# SET EXERCISE:
Copy out the rows below word for word, from the line with "Where is each" up to and including the line with "- y-tick-label: 20: [65, 232, 82, 247]".

# RECORDS FOR THE EXERCISE:
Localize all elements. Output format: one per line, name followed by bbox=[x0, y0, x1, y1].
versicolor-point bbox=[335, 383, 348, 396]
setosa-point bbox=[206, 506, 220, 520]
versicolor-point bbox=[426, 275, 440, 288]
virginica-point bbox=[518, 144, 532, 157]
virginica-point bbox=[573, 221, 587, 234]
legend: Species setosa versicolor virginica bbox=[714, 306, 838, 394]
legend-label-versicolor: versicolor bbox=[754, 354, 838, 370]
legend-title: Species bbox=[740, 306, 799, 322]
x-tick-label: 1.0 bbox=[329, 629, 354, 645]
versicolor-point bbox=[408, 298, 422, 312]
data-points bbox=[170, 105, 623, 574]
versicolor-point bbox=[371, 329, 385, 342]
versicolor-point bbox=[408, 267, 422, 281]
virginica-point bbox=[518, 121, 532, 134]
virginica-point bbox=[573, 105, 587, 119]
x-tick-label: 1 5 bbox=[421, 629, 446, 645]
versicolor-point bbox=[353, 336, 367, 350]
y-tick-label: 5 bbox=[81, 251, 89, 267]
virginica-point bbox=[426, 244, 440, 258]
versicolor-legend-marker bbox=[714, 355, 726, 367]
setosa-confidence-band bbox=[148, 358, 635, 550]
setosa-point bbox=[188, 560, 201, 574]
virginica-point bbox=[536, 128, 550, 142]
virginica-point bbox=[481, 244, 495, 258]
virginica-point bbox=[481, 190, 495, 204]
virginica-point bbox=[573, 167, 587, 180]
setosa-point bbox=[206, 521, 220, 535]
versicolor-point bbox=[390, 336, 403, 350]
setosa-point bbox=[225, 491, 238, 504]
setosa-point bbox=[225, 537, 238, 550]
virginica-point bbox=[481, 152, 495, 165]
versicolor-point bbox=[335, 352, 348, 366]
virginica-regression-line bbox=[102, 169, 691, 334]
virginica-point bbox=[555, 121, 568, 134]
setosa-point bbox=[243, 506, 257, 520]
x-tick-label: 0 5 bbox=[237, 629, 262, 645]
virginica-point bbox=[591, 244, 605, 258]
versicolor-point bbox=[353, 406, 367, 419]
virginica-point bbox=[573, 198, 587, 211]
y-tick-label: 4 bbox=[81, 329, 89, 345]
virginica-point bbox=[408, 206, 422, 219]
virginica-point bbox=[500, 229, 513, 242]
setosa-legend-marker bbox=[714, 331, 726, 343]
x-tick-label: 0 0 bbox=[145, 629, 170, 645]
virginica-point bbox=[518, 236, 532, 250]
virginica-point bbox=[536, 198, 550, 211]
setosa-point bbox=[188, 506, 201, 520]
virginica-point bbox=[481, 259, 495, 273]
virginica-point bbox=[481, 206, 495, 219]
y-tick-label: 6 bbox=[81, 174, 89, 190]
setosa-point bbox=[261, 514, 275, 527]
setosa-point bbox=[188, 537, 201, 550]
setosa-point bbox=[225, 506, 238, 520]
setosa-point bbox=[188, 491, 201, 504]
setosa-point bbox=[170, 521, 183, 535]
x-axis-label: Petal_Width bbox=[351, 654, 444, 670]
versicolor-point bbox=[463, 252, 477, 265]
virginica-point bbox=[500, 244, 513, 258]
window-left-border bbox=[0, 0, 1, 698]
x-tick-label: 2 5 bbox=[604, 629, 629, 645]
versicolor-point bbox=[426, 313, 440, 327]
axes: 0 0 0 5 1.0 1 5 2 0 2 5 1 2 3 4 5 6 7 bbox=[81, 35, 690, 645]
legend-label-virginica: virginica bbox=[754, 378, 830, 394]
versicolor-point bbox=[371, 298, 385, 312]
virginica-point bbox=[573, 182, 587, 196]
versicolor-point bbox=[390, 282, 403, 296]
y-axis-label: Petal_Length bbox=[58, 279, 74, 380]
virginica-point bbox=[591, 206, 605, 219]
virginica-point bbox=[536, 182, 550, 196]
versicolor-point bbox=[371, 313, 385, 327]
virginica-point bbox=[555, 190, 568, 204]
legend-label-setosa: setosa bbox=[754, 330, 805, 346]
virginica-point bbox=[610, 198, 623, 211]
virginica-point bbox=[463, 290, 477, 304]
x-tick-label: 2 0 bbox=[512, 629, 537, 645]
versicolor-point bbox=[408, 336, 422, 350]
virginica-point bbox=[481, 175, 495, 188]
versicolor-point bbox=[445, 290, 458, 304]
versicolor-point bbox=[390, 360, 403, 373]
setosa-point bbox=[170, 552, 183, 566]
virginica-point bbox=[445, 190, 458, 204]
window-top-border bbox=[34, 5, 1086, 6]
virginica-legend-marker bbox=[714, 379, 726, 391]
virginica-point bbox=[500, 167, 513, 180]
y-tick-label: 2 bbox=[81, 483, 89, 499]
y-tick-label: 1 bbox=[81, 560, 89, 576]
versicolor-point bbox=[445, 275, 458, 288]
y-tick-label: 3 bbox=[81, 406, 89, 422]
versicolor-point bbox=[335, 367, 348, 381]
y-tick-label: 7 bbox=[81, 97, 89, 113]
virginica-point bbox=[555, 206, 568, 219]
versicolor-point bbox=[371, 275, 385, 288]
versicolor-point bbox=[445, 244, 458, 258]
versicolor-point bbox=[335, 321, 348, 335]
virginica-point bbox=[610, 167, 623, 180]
* * *
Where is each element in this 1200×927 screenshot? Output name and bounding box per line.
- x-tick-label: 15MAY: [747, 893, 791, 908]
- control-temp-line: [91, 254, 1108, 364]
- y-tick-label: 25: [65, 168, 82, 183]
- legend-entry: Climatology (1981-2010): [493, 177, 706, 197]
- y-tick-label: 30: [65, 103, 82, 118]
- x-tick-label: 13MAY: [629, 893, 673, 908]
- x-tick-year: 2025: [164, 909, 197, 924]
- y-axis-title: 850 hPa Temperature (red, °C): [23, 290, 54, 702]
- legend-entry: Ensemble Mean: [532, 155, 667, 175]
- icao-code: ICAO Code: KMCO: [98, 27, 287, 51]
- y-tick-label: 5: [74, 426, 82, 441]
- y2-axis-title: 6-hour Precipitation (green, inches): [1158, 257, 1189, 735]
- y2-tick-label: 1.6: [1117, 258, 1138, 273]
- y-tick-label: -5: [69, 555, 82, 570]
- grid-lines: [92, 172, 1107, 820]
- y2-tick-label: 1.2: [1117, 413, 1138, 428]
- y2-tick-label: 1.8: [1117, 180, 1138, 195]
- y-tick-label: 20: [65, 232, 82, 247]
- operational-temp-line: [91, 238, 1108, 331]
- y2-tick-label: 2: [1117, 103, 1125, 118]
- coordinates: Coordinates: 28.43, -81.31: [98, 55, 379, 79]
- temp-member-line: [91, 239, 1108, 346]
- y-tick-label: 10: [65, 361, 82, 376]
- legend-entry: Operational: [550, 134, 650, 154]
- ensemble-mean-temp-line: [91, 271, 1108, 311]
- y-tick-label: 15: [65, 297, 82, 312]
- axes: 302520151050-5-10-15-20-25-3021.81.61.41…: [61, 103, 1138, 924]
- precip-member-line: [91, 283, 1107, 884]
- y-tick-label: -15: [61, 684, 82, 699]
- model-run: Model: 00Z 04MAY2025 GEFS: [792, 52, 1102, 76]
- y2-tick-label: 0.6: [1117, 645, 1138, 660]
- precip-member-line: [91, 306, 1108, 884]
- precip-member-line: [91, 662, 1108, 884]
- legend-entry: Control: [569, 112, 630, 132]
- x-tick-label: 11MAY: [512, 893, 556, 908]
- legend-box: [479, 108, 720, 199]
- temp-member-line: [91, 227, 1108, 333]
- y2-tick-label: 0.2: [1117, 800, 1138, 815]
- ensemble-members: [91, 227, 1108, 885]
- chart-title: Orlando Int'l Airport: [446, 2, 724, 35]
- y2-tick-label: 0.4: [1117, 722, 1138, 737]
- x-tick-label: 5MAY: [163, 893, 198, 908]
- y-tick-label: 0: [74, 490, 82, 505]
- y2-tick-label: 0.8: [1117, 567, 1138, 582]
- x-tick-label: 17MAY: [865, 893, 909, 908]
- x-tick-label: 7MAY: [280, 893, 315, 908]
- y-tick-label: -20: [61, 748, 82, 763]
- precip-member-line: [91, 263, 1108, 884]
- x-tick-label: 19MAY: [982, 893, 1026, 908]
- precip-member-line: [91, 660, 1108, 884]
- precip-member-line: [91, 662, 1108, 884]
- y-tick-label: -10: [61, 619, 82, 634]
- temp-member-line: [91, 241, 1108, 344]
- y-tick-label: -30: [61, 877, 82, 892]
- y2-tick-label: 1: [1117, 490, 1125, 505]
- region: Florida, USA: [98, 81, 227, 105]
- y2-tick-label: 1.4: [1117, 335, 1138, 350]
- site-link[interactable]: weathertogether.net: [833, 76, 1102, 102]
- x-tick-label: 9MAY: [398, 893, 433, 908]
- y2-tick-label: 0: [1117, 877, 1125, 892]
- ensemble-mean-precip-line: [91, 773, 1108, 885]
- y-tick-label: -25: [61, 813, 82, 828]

# THE RESPONSE:
Where is each element in this 1200×927 screenshot? Output name and bounding box per line.
- x-tick-label: 15MAY: [747, 893, 791, 908]
- control-temp-line: [91, 254, 1108, 364]
- y-tick-label: 25: [65, 168, 82, 183]
- legend-entry: Climatology (1981-2010): [493, 177, 706, 197]
- y-tick-label: 30: [65, 103, 82, 118]
- x-tick-label: 13MAY: [629, 893, 673, 908]
- x-tick-year: 2025: [164, 909, 197, 924]
- y-axis-title: 850 hPa Temperature (red, °C): [23, 290, 54, 702]
- legend-entry: Ensemble Mean: [532, 155, 667, 175]
- icao-code: ICAO Code: KMCO: [98, 27, 287, 51]
- y-tick-label: 5: [74, 426, 82, 441]
- y2-axis-title: 6-hour Precipitation (green, inches): [1158, 257, 1189, 735]
- y2-tick-label: 1.6: [1117, 258, 1138, 273]
- y-tick-label: -5: [69, 555, 82, 570]
- grid-lines: [92, 172, 1107, 820]
- y2-tick-label: 1.2: [1117, 413, 1138, 428]
- y2-tick-label: 1.8: [1117, 180, 1138, 195]
- y-tick-label: 20: [65, 232, 82, 247]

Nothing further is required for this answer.